§ **Task instructions**
Write out the listing below exactly, and omit any images you find in it.

[Dataset rows about figures]

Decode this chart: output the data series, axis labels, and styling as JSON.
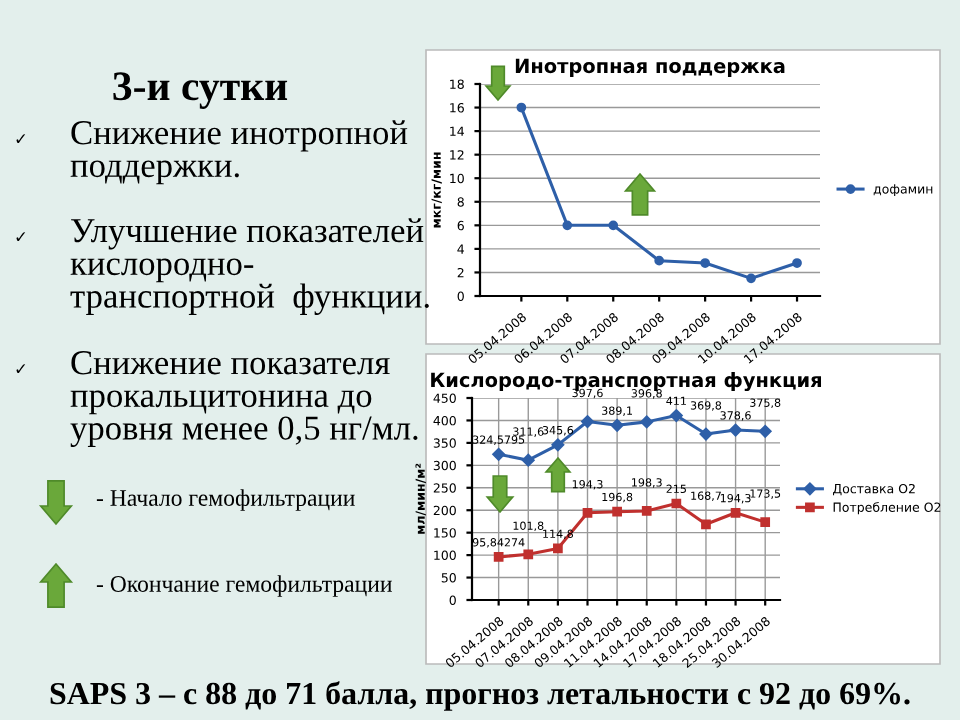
{
  "chart_data": [
    {
      "type": "other",
      "title": "3-и сутки",
      "annotations": [
        "✓ Снижение инотропной\nподдержки.",
        "✓ Улучшение показателей\nкислородно-\nтранспортной  функции.",
        "✓ Снижение показателя\nпрокальцитонина до\nуровня менее 0,5 нг/мл.",
        "- Начало гемофильтрации",
        "- Окончание гемофильтрации",
        "SAPS 3 – с 88 до 71 балла, прогноз летальности с 92 до 69%."
      ]
    },
    {
      "type": "line",
      "title": "Инотропная поддержка",
      "ylabel": "мкг/кг/мин",
      "categories": [
        "05.04.2008",
        "06.04.2008",
        "07.04.2008",
        "08.04.2008",
        "09.04.2008",
        "10.04.2008",
        "17.04.2008"
      ],
      "series": [
        {
          "name": "дофамин",
          "color": "#2e5fa8",
          "values": [
            16,
            6,
            6,
            3,
            2.8,
            1.5,
            2.8
          ]
        }
      ],
      "ylim": [
        0,
        18
      ],
      "yticks": [
        0,
        2,
        4,
        6,
        8,
        10,
        12,
        14,
        16,
        18
      ],
      "grid": "y",
      "legend": "right",
      "marker": "circle",
      "line_style": "solid"
    },
    {
      "type": "line",
      "title": "Кислородо-транспортная функция",
      "ylabel": "мл/мин/м²",
      "categories": [
        "05.04.2008",
        "07.04.2008",
        "08.04.2008",
        "09.04.2008",
        "11.04.2008",
        "14.04.2008",
        "17.04.2008",
        "18.04.2008",
        "25.04.2008",
        "30.04.2008"
      ],
      "series": [
        {
          "name": "Доставка О2",
          "color": "#2e5fa8",
          "marker": "diamond",
          "values": [
            324.5795,
            311.6,
            345.6,
            397.6,
            389.1,
            396.8,
            411,
            369.8,
            378.6,
            375.8
          ],
          "value_labels": [
            "324,5795",
            "311,6",
            "345,6",
            "397,6",
            "389,1",
            "396,8",
            "411",
            "369,8",
            "378,6",
            "375,8"
          ]
        },
        {
          "name": "Потребление О2",
          "color": "#c0302e",
          "marker": "square",
          "values": [
            95.84274,
            101.8,
            114.8,
            194.3,
            196.8,
            198.3,
            215,
            168.7,
            194.3,
            173.5
          ],
          "value_labels": [
            "95,84274",
            "101,8",
            "114,8",
            "194,3",
            "196,8",
            "198,3",
            "215",
            "168,7",
            "194,3",
            "173,5"
          ]
        }
      ],
      "ylim": [
        0,
        450
      ],
      "yticks": [
        0,
        50,
        100,
        150,
        200,
        250,
        300,
        350,
        400,
        450
      ],
      "grid": true,
      "legend": "right",
      "line_style": "solid"
    }
  ]
}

§ **Answer**
Decode this chart: output the data series, axis labels, and styling as JSON.
{
  "chart_data": [
    {
      "type": "other",
      "title": "3-и сутки",
      "annotations": [
        "✓ Снижение инотропной\nподдержки.",
        "✓ Улучшение показателей\nкислородно-\nтранспортной  функции.",
        "✓ Снижение показателя\nпрокальцитонина до\nуровня менее 0,5 нг/мл.",
        "- Начало гемофильтрации",
        "- Окончание гемофильтрации",
        "SAPS 3 – с 88 до 71 балла, прогноз летальности с 92 до 69%."
      ]
    },
    {
      "type": "line",
      "title": "Инотропная поддержка",
      "ylabel": "мкг/кг/мин",
      "categories": [
        "05.04.2008",
        "06.04.2008",
        "07.04.2008",
        "08.04.2008",
        "09.04.2008",
        "10.04.2008",
        "17.04.2008"
      ],
      "series": [
        {
          "name": "дофамин",
          "color": "#2e5fa8",
          "values": [
            16,
            6,
            6,
            3,
            2.8,
            1.5,
            2.8
          ]
        }
      ],
      "ylim": [
        0,
        18
      ],
      "yticks": [
        0,
        2,
        4,
        6,
        8,
        10,
        12,
        14,
        16,
        18
      ],
      "grid": "y",
      "legend": "right",
      "marker": "circle",
      "line_style": "solid"
    },
    {
      "type": "line",
      "title": "Кислородо-транспортная функция",
      "ylabel": "мл/мин/м²",
      "categories": [
        "05.04.2008",
        "07.04.2008",
        "08.04.2008",
        "09.04.2008",
        "11.04.2008",
        "14.04.2008",
        "17.04.2008",
        "18.04.2008",
        "25.04.2008",
        "30.04.2008"
      ],
      "series": [
        {
          "name": "Доставка О2",
          "color": "#2e5fa8",
          "marker": "diamond",
          "values": [
            324.5795,
            311.6,
            345.6,
            397.6,
            389.1,
            396.8,
            411,
            369.8,
            378.6,
            375.8
          ],
          "value_labels": [
            "324,5795",
            "311,6",
            "345,6",
            "397,6",
            "389,1",
            "396,8",
            "411",
            "369,8",
            "378,6",
            "375,8"
          ]
        },
        {
          "name": "Потребление О2",
          "color": "#c0302e",
          "marker": "square",
          "values": [
            95.84274,
            101.8,
            114.8,
            194.3,
            196.8,
            198.3,
            215,
            168.7,
            194.3,
            173.5
          ],
          "value_labels": [
            "95,84274",
            "101,8",
            "114,8",
            "194,3",
            "196,8",
            "198,3",
            "215",
            "168,7",
            "194,3",
            "173,5"
          ]
        }
      ],
      "ylim": [
        0,
        450
      ],
      "yticks": [
        0,
        50,
        100,
        150,
        200,
        250,
        300,
        350,
        400,
        450
      ],
      "grid": true,
      "legend": "right",
      "line_style": "solid"
    }
  ]
}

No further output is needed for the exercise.